Information shown —
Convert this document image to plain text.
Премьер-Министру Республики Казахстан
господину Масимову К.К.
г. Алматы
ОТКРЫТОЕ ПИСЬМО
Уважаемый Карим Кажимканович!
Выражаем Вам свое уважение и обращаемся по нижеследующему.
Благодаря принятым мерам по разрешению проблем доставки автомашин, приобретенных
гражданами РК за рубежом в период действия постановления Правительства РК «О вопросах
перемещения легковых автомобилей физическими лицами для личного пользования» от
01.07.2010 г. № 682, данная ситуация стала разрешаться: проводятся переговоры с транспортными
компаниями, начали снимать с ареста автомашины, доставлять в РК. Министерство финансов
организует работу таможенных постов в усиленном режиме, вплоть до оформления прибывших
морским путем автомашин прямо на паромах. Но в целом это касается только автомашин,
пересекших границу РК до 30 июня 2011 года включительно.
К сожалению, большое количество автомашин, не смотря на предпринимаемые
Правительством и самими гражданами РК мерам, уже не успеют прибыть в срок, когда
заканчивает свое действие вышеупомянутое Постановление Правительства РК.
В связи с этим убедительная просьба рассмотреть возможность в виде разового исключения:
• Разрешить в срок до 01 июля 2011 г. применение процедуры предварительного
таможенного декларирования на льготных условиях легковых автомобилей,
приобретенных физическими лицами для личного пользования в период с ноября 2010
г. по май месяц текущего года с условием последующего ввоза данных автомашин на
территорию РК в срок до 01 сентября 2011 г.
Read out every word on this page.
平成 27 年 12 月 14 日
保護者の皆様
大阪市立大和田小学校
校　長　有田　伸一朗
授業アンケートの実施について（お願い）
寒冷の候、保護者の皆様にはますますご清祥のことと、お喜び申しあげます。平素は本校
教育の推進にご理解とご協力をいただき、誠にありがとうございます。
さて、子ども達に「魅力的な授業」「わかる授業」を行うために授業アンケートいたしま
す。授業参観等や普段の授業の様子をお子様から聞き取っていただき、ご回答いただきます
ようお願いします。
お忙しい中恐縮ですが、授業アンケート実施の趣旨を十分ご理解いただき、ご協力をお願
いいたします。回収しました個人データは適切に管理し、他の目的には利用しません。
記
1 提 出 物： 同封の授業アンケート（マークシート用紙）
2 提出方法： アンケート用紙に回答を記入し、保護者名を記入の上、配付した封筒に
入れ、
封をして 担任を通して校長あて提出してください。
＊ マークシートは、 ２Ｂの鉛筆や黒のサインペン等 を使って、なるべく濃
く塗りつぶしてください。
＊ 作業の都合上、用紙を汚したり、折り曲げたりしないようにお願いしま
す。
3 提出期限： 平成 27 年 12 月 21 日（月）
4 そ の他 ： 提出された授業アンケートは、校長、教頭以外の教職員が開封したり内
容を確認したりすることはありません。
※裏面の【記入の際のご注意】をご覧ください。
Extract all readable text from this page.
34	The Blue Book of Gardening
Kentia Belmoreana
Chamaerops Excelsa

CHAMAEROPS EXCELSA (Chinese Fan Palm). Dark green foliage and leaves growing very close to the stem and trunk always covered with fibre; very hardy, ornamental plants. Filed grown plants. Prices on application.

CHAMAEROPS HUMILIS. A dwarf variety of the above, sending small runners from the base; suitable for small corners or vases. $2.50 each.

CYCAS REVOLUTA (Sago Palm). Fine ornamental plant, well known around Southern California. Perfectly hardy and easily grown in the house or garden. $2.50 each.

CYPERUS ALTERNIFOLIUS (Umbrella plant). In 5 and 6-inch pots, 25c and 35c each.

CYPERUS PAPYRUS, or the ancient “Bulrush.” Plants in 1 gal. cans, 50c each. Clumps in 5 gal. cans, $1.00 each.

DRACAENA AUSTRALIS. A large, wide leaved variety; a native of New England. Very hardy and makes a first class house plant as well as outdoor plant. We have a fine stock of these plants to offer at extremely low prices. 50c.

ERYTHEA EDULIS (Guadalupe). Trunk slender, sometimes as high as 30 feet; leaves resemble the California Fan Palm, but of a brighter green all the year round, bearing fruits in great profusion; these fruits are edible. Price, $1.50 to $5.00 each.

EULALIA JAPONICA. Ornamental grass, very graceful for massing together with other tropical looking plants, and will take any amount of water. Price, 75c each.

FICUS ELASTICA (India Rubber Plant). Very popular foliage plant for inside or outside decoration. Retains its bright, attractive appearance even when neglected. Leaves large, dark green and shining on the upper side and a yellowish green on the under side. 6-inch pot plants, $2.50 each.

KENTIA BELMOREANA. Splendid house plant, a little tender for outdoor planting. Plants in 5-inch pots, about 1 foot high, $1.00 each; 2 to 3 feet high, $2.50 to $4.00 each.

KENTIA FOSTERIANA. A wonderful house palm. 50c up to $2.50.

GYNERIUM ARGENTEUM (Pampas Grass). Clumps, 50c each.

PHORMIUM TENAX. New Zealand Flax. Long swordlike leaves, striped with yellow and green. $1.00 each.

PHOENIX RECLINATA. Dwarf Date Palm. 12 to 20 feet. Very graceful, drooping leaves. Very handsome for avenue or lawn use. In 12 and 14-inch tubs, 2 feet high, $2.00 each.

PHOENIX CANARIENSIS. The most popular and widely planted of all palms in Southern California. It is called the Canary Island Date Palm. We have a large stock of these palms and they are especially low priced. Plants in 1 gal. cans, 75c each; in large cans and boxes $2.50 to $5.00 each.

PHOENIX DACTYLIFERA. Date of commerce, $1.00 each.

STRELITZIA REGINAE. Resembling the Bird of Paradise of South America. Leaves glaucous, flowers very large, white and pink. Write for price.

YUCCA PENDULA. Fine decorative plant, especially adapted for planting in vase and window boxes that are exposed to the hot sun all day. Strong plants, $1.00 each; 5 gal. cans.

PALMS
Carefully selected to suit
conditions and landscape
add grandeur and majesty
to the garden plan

Aim of the exercise — In the listing, find all lines with the string "pots" and copy them.

Result of the exercise —
CYPERUS ALTERNIFOLIUS (Umbrella plant). In 5 and 6-inch pots, 25c and 35c each.
KENTIA BELMOREANA. Splendid house plant, a little tender for outdoor planting. Plants in 5-inch pots, about 1 foot high, $1.00 each; 2 to 3 feet high, $2.50 to $4.00 each.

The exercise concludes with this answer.